What is asked -
Pictures in the records should not be copied, but every other part must be repeated exactly.

Given records -
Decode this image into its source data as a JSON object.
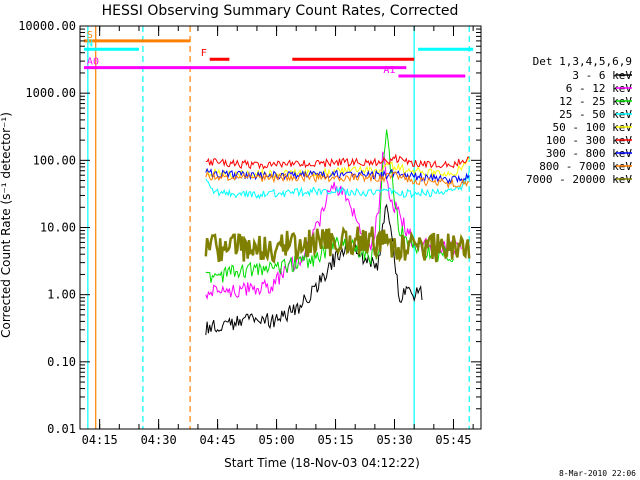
{
  "chart_data": {
    "type": "line",
    "title": "HESSI Observing Summary Count Rates, Corrected",
    "xlabel": "Start Time (18-Nov-03 04:12:22)",
    "ylabel": "Corrected Count Rate (s⁻¹ detector⁻¹)",
    "y_scale": "log",
    "ylim": [
      0.01,
      10000
    ],
    "xlim": [
      "04:10",
      "05:52"
    ],
    "x_ticks": [
      "04:15",
      "04:30",
      "04:45",
      "05:00",
      "05:15",
      "05:30",
      "05:45"
    ],
    "y_ticks": [
      "0.01",
      "0.10",
      "1.00",
      "10.00",
      "100.00",
      "1000.00",
      "10000.00"
    ],
    "legend_title": "Det 1,3,4,5,6,9",
    "legend_position": "right, outside plot",
    "series": [
      {
        "name": "3 - 6 keV",
        "color": "#000000",
        "x": [
          "04:42",
          "04:50",
          "05:00",
          "05:05",
          "05:10",
          "05:14",
          "05:17",
          "05:20",
          "05:24",
          "05:26",
          "05:27",
          "05:28",
          "05:29",
          "05:31",
          "05:32",
          "05:35",
          "05:37"
        ],
        "y": [
          0.33,
          0.38,
          0.42,
          0.6,
          1.2,
          3,
          5,
          4.5,
          3,
          3,
          12,
          25,
          12,
          1.0,
          1.0,
          1.0,
          1.0
        ]
      },
      {
        "name": "6 - 12 keV",
        "color": "#ff00ff",
        "x": [
          "04:42",
          "04:50",
          "04:58",
          "05:03",
          "05:07",
          "05:11",
          "05:13",
          "05:15",
          "05:18",
          "05:21",
          "05:24",
          "05:26",
          "05:27",
          "05:28",
          "05:30",
          "05:35",
          "05:40",
          "05:47"
        ],
        "y": [
          1.1,
          1.2,
          1.3,
          2.5,
          4,
          12,
          30,
          40,
          25,
          10,
          4,
          20,
          150,
          40,
          20,
          6,
          5,
          5
        ]
      },
      {
        "name": "12 - 25 keV",
        "color": "#00dd00",
        "x": [
          "04:42",
          "04:50",
          "05:00",
          "05:05",
          "05:10",
          "05:14",
          "05:17",
          "05:20",
          "05:24",
          "05:26",
          "05:27",
          "05:28",
          "05:29",
          "05:31",
          "05:35",
          "05:40",
          "05:45"
        ],
        "y": [
          1.8,
          2.2,
          2.5,
          3,
          3.5,
          5.5,
          6,
          5,
          3.5,
          5,
          100,
          250,
          80,
          10,
          5,
          4,
          4
        ]
      },
      {
        "name": "25 - 50 keV",
        "color": "#00ffff",
        "x": [
          "04:42",
          "04:44",
          "04:50",
          "05:00",
          "05:10",
          "05:20",
          "05:25",
          "05:28",
          "05:30",
          "05:35",
          "05:40",
          "05:45",
          "05:47",
          "05:49"
        ],
        "y": [
          50,
          35,
          30,
          32,
          35,
          34,
          32,
          40,
          33,
          32,
          33,
          35,
          40,
          60
        ]
      },
      {
        "name": "50 - 100 keV",
        "color": "#ffff00",
        "x": [
          "04:42",
          "04:50",
          "05:00",
          "05:10",
          "05:20",
          "05:27",
          "05:28",
          "05:30",
          "05:35",
          "05:40",
          "05:45",
          "05:47",
          "05:49"
        ],
        "y": [
          65,
          62,
          63,
          65,
          72,
          75,
          90,
          78,
          70,
          65,
          62,
          80,
          110
        ]
      },
      {
        "name": "100 - 300 keV",
        "color": "#ff0000",
        "x": [
          "04:42",
          "04:50",
          "05:00",
          "05:10",
          "05:20",
          "05:28",
          "05:30",
          "05:35",
          "05:40",
          "05:45",
          "05:49"
        ],
        "y": [
          95,
          88,
          85,
          90,
          95,
          95,
          110,
          90,
          85,
          85,
          110
        ]
      },
      {
        "name": "300 - 800 keV",
        "color": "#0000ff",
        "x": [
          "04:42",
          "04:50",
          "05:00",
          "05:10",
          "05:20",
          "05:28",
          "05:30",
          "05:35",
          "05:40",
          "05:45",
          "05:49"
        ],
        "y": [
          65,
          60,
          60,
          62,
          62,
          60,
          65,
          58,
          55,
          52,
          55
        ]
      },
      {
        "name": "800 - 7000 keV",
        "color": "#ff8000",
        "x": [
          "04:42",
          "04:50",
          "05:00",
          "05:10",
          "05:20",
          "05:28",
          "05:30",
          "05:35",
          "05:40",
          "05:45",
          "05:49"
        ],
        "y": [
          58,
          55,
          55,
          55,
          55,
          55,
          60,
          50,
          47,
          45,
          47
        ]
      },
      {
        "name": "7000 - 20000 keV",
        "color": "#808000",
        "x": [
          "04:42",
          "04:50",
          "05:00",
          "05:10",
          "05:20",
          "05:28",
          "05:30",
          "05:35",
          "05:40",
          "05:45",
          "05:49"
        ],
        "y": [
          5,
          5,
          5.2,
          6,
          6.5,
          6,
          5.5,
          5,
          5,
          5,
          5
        ]
      }
    ],
    "annotations": [
      {
        "label": "S",
        "color": "#ff8000",
        "x": [
          "04:11",
          "04:38"
        ],
        "y": 6000
      },
      {
        "label": "N",
        "color": "#00ffff",
        "x": [
          "04:11",
          "04:25"
        ],
        "y": 4500
      },
      {
        "label": "F",
        "color": "#ff0000",
        "x": [
          "04:43",
          "04:48"
        ],
        "y": 3200
      },
      {
        "label": "",
        "color": "#ff0000",
        "x": [
          "05:04",
          "05:35"
        ],
        "y": 3200
      },
      {
        "label": "A0",
        "color": "#ff00ff",
        "x": [
          "04:11",
          "05:33"
        ],
        "y": 2400
      },
      {
        "label": "A1",
        "color": "#ff00ff",
        "x": [
          "05:31",
          "05:48"
        ],
        "y": 1800
      },
      {
        "label": "",
        "color": "#00ffff",
        "x": [
          "05:36",
          "05:50"
        ],
        "y": 4500
      }
    ],
    "vlines": [
      {
        "x": "04:12",
        "color": "#00ffff",
        "style": "solid"
      },
      {
        "x": "04:14",
        "color": "#ff8000",
        "style": "solid"
      },
      {
        "x": "04:26",
        "color": "#00ffff",
        "style": "dashed"
      },
      {
        "x": "04:38",
        "color": "#ff8000",
        "style": "dashed"
      },
      {
        "x": "05:35",
        "color": "#00ffff",
        "style": "solid"
      },
      {
        "x": "05:49",
        "color": "#00ffff",
        "style": "dashed"
      }
    ],
    "footer_timestamp": "8-Mar-2010 22:06"
  }
}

Solution -
Decode this image into its source data as a JSON object.
{
  "chart_data": {
    "type": "line",
    "title": "HESSI Observing Summary Count Rates, Corrected",
    "xlabel": "Start Time (18-Nov-03 04:12:22)",
    "ylabel": "Corrected Count Rate (s⁻¹ detector⁻¹)",
    "y_scale": "log",
    "ylim": [
      0.01,
      10000
    ],
    "xlim": [
      "04:10",
      "05:52"
    ],
    "x_ticks": [
      "04:15",
      "04:30",
      "04:45",
      "05:00",
      "05:15",
      "05:30",
      "05:45"
    ],
    "y_ticks": [
      "0.01",
      "0.10",
      "1.00",
      "10.00",
      "100.00",
      "1000.00",
      "10000.00"
    ],
    "legend_title": "Det 1,3,4,5,6,9",
    "legend_position": "right, outside plot",
    "series": [
      {
        "name": "3 - 6 keV",
        "color": "#000000",
        "x": [
          "04:42",
          "04:50",
          "05:00",
          "05:05",
          "05:10",
          "05:14",
          "05:17",
          "05:20",
          "05:24",
          "05:26",
          "05:27",
          "05:28",
          "05:29",
          "05:31",
          "05:32",
          "05:35",
          "05:37"
        ],
        "y": [
          0.33,
          0.38,
          0.42,
          0.6,
          1.2,
          3,
          5,
          4.5,
          3,
          3,
          12,
          25,
          12,
          1.0,
          1.0,
          1.0,
          1.0
        ]
      },
      {
        "name": "6 - 12 keV",
        "color": "#ff00ff",
        "x": [
          "04:42",
          "04:50",
          "04:58",
          "05:03",
          "05:07",
          "05:11",
          "05:13",
          "05:15",
          "05:18",
          "05:21",
          "05:24",
          "05:26",
          "05:27",
          "05:28",
          "05:30",
          "05:35",
          "05:40",
          "05:47"
        ],
        "y": [
          1.1,
          1.2,
          1.3,
          2.5,
          4,
          12,
          30,
          40,
          25,
          10,
          4,
          20,
          150,
          40,
          20,
          6,
          5,
          5
        ]
      },
      {
        "name": "12 - 25 keV",
        "color": "#00dd00",
        "x": [
          "04:42",
          "04:50",
          "05:00",
          "05:05",
          "05:10",
          "05:14",
          "05:17",
          "05:20",
          "05:24",
          "05:26",
          "05:27",
          "05:28",
          "05:29",
          "05:31",
          "05:35",
          "05:40",
          "05:45"
        ],
        "y": [
          1.8,
          2.2,
          2.5,
          3,
          3.5,
          5.5,
          6,
          5,
          3.5,
          5,
          100,
          250,
          80,
          10,
          5,
          4,
          4
        ]
      },
      {
        "name": "25 - 50 keV",
        "color": "#00ffff",
        "x": [
          "04:42",
          "04:44",
          "04:50",
          "05:00",
          "05:10",
          "05:20",
          "05:25",
          "05:28",
          "05:30",
          "05:35",
          "05:40",
          "05:45",
          "05:47",
          "05:49"
        ],
        "y": [
          50,
          35,
          30,
          32,
          35,
          34,
          32,
          40,
          33,
          32,
          33,
          35,
          40,
          60
        ]
      },
      {
        "name": "50 - 100 keV",
        "color": "#ffff00",
        "x": [
          "04:42",
          "04:50",
          "05:00",
          "05:10",
          "05:20",
          "05:27",
          "05:28",
          "05:30",
          "05:35",
          "05:40",
          "05:45",
          "05:47",
          "05:49"
        ],
        "y": [
          65,
          62,
          63,
          65,
          72,
          75,
          90,
          78,
          70,
          65,
          62,
          80,
          110
        ]
      },
      {
        "name": "100 - 300 keV",
        "color": "#ff0000",
        "x": [
          "04:42",
          "04:50",
          "05:00",
          "05:10",
          "05:20",
          "05:28",
          "05:30",
          "05:35",
          "05:40",
          "05:45",
          "05:49"
        ],
        "y": [
          95,
          88,
          85,
          90,
          95,
          95,
          110,
          90,
          85,
          85,
          110
        ]
      },
      {
        "name": "300 - 800 keV",
        "color": "#0000ff",
        "x": [
          "04:42",
          "04:50",
          "05:00",
          "05:10",
          "05:20",
          "05:28",
          "05:30",
          "05:35",
          "05:40",
          "05:45",
          "05:49"
        ],
        "y": [
          65,
          60,
          60,
          62,
          62,
          60,
          65,
          58,
          55,
          52,
          55
        ]
      },
      {
        "name": "800 - 7000 keV",
        "color": "#ff8000",
        "x": [
          "04:42",
          "04:50",
          "05:00",
          "05:10",
          "05:20",
          "05:28",
          "05:30",
          "05:35",
          "05:40",
          "05:45",
          "05:49"
        ],
        "y": [
          58,
          55,
          55,
          55,
          55,
          55,
          60,
          50,
          47,
          45,
          47
        ]
      },
      {
        "name": "7000 - 20000 keV",
        "color": "#808000",
        "x": [
          "04:42",
          "04:50",
          "05:00",
          "05:10",
          "05:20",
          "05:28",
          "05:30",
          "05:35",
          "05:40",
          "05:45",
          "05:49"
        ],
        "y": [
          5,
          5,
          5.2,
          6,
          6.5,
          6,
          5.5,
          5,
          5,
          5,
          5
        ]
      }
    ],
    "annotations": [
      {
        "label": "S",
        "color": "#ff8000",
        "x": [
          "04:11",
          "04:38"
        ],
        "y": 6000
      },
      {
        "label": "N",
        "color": "#00ffff",
        "x": [
          "04:11",
          "04:25"
        ],
        "y": 4500
      },
      {
        "label": "F",
        "color": "#ff0000",
        "x": [
          "04:43",
          "04:48"
        ],
        "y": 3200
      },
      {
        "label": "",
        "color": "#ff0000",
        "x": [
          "05:04",
          "05:35"
        ],
        "y": 3200
      },
      {
        "label": "A0",
        "color": "#ff00ff",
        "x": [
          "04:11",
          "05:33"
        ],
        "y": 2400
      },
      {
        "label": "A1",
        "color": "#ff00ff",
        "x": [
          "05:31",
          "05:48"
        ],
        "y": 1800
      },
      {
        "label": "",
        "color": "#00ffff",
        "x": [
          "05:36",
          "05:50"
        ],
        "y": 4500
      }
    ],
    "vlines": [
      {
        "x": "04:12",
        "color": "#00ffff",
        "style": "solid"
      },
      {
        "x": "04:14",
        "color": "#ff8000",
        "style": "solid"
      },
      {
        "x": "04:26",
        "color": "#00ffff",
        "style": "dashed"
      },
      {
        "x": "04:38",
        "color": "#ff8000",
        "style": "dashed"
      },
      {
        "x": "05:35",
        "color": "#00ffff",
        "style": "solid"
      },
      {
        "x": "05:49",
        "color": "#00ffff",
        "style": "dashed"
      }
    ],
    "footer_timestamp": "8-Mar-2010 22:06"
  }
}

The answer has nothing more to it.